_待解问题_: 请接着写关于洪凌霙与蔡正元合作的这段文字，从其最后一句之后往下续写。

衬衫袖口挽到手肘。
他俯身调投影仪时,她指尖划过他后颈一根白发。
二十七年的时差在会议室空气里静止了。
文创园区旧仓库改造的办公室里,油墨味和咖啡渍混在一起。
她负责流量算法,他执笔历史脉络。
洪凌霙把数据面板转向蔡正元时,手腕上的茶渍和年轻团队手上的刺青并列。
“价值观不是谈出来的,”蔡正元上周末在茶叙里转动茶杯,“是每天早晨谁倒垃圾,谁记得对方不吃香菜。
”
去年合作的非遗布袋戏账号涨粉四十万。
镜头前他讲两岸典故,她在监控器后打手势——三指并拢代表语速要加快。
收工后她蹲在地上理线,他忽然说:“1987年我竞选时,你还没出生。
”然后两人同时笑出声来。

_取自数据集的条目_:

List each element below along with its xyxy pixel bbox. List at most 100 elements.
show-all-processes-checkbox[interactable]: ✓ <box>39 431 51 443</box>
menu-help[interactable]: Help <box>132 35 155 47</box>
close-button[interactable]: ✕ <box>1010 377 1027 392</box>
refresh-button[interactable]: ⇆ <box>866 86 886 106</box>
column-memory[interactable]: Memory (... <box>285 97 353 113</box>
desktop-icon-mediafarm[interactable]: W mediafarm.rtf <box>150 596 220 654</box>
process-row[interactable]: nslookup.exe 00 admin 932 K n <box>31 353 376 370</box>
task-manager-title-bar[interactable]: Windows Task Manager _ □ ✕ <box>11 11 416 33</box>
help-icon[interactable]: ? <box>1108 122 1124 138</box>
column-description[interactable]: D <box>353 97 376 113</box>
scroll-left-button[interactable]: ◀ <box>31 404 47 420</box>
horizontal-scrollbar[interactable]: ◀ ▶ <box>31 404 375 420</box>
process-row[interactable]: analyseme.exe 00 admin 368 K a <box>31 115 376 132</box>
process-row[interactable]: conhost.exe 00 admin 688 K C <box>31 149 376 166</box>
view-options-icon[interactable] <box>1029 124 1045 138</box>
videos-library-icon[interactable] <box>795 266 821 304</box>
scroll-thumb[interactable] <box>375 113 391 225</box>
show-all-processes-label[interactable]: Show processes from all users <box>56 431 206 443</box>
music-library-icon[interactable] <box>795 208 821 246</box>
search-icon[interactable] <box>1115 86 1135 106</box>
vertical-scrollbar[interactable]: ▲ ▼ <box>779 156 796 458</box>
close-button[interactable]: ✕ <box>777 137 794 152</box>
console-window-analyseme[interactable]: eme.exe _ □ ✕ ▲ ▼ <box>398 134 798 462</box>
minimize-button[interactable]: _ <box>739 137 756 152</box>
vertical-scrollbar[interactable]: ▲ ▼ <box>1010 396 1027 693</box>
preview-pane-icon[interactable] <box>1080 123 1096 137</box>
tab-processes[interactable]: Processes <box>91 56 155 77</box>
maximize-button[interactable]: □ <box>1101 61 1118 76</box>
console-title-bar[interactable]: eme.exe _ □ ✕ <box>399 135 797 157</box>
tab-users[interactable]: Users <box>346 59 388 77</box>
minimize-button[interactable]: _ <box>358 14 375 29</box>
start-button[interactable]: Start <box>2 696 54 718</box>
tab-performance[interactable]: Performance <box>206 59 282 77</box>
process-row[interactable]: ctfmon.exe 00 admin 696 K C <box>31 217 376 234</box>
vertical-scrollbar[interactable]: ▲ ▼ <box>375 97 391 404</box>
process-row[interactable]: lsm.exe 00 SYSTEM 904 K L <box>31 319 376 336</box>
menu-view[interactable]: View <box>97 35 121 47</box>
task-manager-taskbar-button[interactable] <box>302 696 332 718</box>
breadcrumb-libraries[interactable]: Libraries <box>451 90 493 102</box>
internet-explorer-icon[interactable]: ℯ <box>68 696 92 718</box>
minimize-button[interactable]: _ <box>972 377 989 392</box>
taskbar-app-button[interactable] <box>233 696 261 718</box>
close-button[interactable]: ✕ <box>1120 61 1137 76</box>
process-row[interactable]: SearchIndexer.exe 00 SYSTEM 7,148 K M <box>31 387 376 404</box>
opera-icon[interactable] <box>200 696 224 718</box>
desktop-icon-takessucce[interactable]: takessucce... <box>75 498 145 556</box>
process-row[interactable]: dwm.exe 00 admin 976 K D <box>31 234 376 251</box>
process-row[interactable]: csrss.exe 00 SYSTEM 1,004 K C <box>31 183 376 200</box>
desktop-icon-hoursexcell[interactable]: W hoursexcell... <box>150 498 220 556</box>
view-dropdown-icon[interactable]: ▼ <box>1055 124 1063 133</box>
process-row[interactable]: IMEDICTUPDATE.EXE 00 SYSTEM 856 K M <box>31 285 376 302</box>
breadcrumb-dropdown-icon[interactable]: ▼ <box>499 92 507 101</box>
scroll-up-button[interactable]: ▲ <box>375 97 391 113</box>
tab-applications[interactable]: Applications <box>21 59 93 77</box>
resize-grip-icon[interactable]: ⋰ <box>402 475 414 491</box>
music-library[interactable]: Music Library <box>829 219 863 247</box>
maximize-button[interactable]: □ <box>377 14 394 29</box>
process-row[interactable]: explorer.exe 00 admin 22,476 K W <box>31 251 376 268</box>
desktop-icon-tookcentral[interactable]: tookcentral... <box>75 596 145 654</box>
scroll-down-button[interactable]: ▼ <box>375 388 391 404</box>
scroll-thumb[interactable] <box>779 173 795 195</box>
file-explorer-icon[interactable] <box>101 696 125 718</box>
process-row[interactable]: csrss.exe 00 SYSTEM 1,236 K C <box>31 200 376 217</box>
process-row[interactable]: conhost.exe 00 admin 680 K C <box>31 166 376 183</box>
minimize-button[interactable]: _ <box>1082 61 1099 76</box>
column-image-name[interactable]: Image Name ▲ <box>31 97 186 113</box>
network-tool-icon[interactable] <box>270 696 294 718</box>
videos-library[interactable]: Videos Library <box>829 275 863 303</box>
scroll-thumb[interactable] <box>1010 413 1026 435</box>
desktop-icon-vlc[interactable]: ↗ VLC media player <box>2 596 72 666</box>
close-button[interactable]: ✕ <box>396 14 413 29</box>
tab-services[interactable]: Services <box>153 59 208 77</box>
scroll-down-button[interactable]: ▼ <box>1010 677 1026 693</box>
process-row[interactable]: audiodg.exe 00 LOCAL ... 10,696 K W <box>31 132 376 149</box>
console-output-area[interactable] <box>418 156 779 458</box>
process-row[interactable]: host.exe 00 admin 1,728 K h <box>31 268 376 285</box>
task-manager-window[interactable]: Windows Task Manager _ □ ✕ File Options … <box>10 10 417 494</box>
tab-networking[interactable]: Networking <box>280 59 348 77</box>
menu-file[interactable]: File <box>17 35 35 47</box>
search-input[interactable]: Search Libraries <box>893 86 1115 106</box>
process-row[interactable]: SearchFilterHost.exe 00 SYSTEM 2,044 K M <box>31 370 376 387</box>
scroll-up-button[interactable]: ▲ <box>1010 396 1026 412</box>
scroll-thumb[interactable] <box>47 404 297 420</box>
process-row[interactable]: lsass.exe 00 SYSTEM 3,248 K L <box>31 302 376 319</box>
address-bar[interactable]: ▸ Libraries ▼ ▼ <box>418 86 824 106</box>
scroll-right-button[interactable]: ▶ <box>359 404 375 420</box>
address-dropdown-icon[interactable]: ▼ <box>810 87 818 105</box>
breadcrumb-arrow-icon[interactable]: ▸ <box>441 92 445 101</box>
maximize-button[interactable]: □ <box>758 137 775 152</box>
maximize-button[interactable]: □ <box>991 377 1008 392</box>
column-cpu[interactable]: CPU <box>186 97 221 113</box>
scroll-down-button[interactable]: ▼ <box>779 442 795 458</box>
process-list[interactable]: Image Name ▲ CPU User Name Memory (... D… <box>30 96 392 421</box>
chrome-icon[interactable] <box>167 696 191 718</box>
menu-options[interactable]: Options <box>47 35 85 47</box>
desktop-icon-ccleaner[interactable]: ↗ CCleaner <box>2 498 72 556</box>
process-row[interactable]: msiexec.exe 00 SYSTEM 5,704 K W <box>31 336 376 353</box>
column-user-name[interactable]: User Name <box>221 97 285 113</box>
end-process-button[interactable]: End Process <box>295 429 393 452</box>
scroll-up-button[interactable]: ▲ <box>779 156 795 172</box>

_本题解答_:
调查机构那份报告在社群疯传:三十岁以下群体对老少配反对率跌破三成。
但数字从没捕捉到这些——她帮他理领带时他会不自觉屏住呼吸,她熬夜剪片时他默默把面碗推过来的温度差。
真正的时间裂缝不在出生证明上。
在某个加班的深夜,他忽然指着民国档案里的某段记载,她眼睛亮起来接出下一句史料出处。
那一刻没有二十七岁,只有两个灵魂在史料尘埃里认出了相同的波长。
台湾海峡的风吹过文创园区的铁皮屋顶,吹动那些被年龄框架压得太久的人。